§ **Prompt**
Return the whole listing, line for line, without the pictures in it.

§ **Recorded data**
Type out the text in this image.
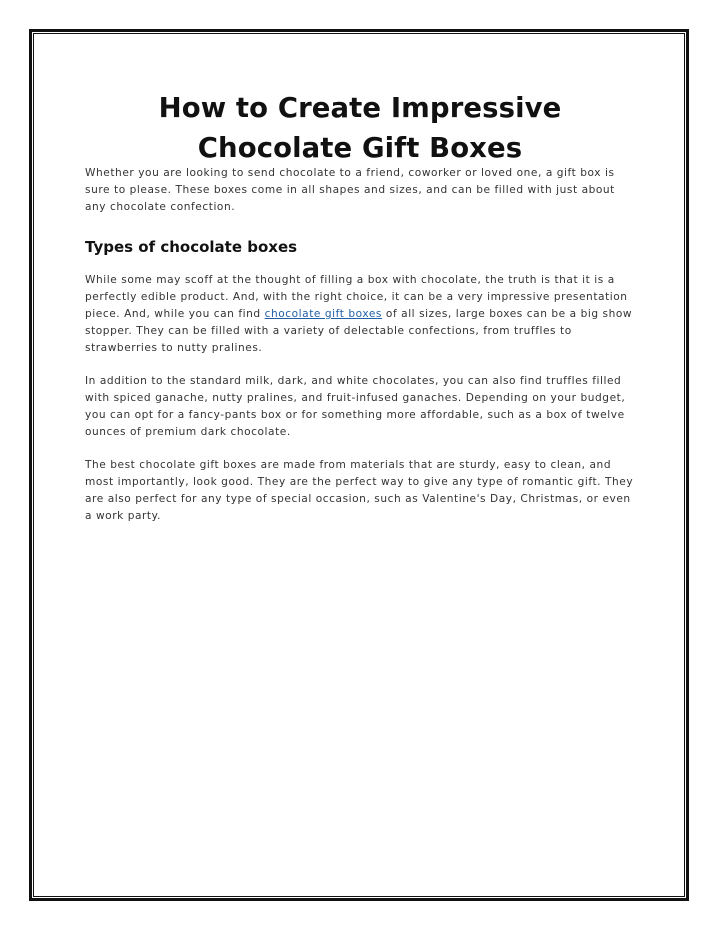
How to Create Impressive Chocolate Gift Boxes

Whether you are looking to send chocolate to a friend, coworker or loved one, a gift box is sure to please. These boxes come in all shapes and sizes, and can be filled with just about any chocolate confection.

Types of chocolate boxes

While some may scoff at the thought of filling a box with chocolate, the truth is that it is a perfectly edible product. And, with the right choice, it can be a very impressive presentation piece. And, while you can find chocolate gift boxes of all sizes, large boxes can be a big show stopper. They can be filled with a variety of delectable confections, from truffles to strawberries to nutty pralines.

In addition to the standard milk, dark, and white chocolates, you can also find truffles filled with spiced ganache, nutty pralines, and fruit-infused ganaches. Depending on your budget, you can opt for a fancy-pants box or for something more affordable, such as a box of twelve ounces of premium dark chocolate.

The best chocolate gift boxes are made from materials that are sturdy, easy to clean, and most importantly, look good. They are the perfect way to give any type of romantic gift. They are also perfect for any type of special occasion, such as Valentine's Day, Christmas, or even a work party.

§ **Output of the exercise**
Type out the text in this image.
How to Create Impressive Chocolate Gift Boxes

Whether you are looking to send chocolate to a friend, coworker or loved one, a gift box is sure to please. These boxes come in all shapes and sizes, and can be filled with just about any chocolate confection.

Types of chocolate boxes

While some may scoff at the thought of filling a box with chocolate, the truth is that it is a perfectly edible product. And, with the right choice, it can be a very impressive presentation piece. And, while you can find chocolate gift boxes of all sizes, large boxes can be a big show stopper. They can be filled with a variety of delectable confections, from truffles to strawberries to nutty pralines.

In addition to the standard milk, dark, and white chocolates, you can also find truffles filled with spiced ganache, nutty pralines, and fruit-infused ganaches. Depending on your budget, you can opt for a fancy-pants box or for something more affordable, such as a box of twelve ounces of premium dark chocolate.

The best chocolate gift boxes are made from materials that are sturdy, easy to clean, and most importantly, look good. They are the perfect way to give any type of romantic gift. They are also perfect for any type of special occasion, such as Valentine's Day, Christmas, or even a work party.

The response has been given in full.